:: Records for the task ::
● ● ● ● ● ● ●

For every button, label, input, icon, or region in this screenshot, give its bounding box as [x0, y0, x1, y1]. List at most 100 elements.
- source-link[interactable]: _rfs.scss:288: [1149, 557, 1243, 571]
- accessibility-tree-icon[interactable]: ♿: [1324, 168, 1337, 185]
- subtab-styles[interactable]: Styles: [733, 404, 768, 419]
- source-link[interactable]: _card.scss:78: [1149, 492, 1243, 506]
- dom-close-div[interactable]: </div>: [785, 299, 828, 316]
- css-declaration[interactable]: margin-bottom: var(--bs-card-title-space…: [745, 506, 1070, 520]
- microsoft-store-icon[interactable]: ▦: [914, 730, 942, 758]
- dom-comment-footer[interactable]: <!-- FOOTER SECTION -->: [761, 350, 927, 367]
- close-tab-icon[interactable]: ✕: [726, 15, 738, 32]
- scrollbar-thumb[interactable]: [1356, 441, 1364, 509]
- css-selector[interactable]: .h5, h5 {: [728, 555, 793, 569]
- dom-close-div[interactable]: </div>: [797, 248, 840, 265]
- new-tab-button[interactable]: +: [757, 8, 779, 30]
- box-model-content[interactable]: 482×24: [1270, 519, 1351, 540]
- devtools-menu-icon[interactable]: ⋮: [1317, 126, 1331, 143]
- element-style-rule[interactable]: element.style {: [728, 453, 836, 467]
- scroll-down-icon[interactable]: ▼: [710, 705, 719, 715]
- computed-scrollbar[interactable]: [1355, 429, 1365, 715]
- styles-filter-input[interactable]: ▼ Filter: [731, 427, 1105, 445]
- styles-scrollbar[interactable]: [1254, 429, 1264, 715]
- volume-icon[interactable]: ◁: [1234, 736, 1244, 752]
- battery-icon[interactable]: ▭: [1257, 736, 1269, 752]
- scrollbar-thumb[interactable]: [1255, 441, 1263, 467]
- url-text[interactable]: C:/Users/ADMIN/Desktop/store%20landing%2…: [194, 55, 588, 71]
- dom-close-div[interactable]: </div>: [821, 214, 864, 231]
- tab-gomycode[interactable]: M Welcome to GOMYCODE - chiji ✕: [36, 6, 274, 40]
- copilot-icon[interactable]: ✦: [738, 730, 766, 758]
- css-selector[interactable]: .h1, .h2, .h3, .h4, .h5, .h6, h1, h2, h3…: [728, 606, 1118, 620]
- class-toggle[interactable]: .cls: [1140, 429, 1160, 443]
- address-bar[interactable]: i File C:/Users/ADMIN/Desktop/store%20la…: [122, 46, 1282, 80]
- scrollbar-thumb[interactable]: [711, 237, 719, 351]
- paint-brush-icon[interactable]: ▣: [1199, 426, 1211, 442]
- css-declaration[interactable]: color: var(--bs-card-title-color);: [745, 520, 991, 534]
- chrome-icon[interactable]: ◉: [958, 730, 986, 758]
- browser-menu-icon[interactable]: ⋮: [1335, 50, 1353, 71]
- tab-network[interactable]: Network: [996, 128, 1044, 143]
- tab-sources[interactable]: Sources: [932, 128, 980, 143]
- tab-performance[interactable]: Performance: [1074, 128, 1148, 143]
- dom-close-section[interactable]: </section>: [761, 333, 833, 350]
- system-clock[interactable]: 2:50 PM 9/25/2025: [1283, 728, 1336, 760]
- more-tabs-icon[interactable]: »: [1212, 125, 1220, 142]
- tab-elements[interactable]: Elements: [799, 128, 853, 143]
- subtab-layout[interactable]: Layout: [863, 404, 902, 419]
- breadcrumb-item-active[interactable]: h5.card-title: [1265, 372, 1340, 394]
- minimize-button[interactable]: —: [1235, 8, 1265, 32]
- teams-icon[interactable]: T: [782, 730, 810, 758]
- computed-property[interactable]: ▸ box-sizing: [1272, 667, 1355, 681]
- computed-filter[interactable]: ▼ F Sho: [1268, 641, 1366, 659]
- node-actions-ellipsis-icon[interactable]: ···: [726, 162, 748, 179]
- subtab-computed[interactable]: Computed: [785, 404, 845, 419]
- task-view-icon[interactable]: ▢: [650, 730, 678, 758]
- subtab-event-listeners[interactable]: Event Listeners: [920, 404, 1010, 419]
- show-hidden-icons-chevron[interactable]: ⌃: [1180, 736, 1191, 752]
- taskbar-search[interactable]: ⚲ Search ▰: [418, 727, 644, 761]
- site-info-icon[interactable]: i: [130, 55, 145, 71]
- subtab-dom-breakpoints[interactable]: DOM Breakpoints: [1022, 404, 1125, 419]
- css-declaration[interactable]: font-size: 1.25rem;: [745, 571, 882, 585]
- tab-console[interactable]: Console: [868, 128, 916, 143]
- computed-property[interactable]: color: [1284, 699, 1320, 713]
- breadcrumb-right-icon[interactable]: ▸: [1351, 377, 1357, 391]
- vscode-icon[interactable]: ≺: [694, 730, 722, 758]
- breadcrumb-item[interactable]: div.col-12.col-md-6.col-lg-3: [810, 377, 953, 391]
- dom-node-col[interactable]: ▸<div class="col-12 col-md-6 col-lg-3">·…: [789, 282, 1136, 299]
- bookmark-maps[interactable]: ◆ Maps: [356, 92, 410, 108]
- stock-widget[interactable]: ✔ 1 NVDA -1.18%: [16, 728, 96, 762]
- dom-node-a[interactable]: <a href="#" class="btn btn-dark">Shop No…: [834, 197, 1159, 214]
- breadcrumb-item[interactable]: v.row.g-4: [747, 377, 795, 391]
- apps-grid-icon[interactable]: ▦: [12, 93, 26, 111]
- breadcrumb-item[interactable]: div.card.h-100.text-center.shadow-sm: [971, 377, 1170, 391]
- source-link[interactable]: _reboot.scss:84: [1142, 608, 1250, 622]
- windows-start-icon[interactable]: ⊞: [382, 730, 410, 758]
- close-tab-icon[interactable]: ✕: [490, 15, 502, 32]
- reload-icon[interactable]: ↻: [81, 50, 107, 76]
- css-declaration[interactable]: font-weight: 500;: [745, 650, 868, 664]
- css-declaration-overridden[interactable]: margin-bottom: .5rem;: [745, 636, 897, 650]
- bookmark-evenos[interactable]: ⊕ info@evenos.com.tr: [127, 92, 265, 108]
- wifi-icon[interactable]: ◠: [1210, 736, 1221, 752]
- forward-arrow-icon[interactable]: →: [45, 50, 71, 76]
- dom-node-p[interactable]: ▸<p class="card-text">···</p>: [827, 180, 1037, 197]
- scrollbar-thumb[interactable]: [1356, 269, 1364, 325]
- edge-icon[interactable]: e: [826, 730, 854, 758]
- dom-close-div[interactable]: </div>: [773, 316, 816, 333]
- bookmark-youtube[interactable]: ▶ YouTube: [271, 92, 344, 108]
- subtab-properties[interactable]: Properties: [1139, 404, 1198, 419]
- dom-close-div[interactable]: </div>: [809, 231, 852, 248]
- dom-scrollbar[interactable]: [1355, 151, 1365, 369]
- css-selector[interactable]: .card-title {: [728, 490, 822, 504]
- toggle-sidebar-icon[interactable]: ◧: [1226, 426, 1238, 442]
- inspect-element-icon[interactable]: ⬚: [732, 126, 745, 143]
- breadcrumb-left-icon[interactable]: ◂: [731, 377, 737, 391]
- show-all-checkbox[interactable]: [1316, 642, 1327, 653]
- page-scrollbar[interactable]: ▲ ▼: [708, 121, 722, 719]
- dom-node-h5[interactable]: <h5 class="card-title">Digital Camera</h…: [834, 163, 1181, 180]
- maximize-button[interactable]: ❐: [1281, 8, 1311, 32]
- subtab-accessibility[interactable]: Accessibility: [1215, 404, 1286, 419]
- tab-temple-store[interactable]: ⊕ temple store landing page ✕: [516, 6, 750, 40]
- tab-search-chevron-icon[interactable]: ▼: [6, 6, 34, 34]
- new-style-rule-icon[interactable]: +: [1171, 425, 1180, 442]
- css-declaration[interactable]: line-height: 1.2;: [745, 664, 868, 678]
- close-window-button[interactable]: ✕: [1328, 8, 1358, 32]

● ● ● ● ● ● ●

:: What is being asked ::
Print the lines verbatim, starting at the first line and ending at the line that contains "- css-selector[interactable]: .h5, h5", with both included.

:: Complete answer ::
For every button, label, input, icon, or region in this screenshot, give its bounding box as [x0, y0, x1, y1]. List at most 100 elements.
- source-link[interactable]: _rfs.scss:288: [1149, 557, 1243, 571]
- accessibility-tree-icon[interactable]: ♿: [1324, 168, 1337, 185]
- subtab-styles[interactable]: Styles: [733, 404, 768, 419]
- source-link[interactable]: _card.scss:78: [1149, 492, 1243, 506]
- dom-close-div[interactable]: </div>: [785, 299, 828, 316]
- css-declaration[interactable]: margin-bottom: var(--bs-card-title-space…: [745, 506, 1070, 520]
- microsoft-store-icon[interactable]: ▦: [914, 730, 942, 758]
- dom-comment-footer[interactable]: <!-- FOOTER SECTION -->: [761, 350, 927, 367]
- close-tab-icon[interactable]: ✕: [726, 15, 738, 32]
- scrollbar-thumb[interactable]: [1356, 441, 1364, 509]
- css-selector[interactable]: .h5, h5 {: [728, 555, 793, 569]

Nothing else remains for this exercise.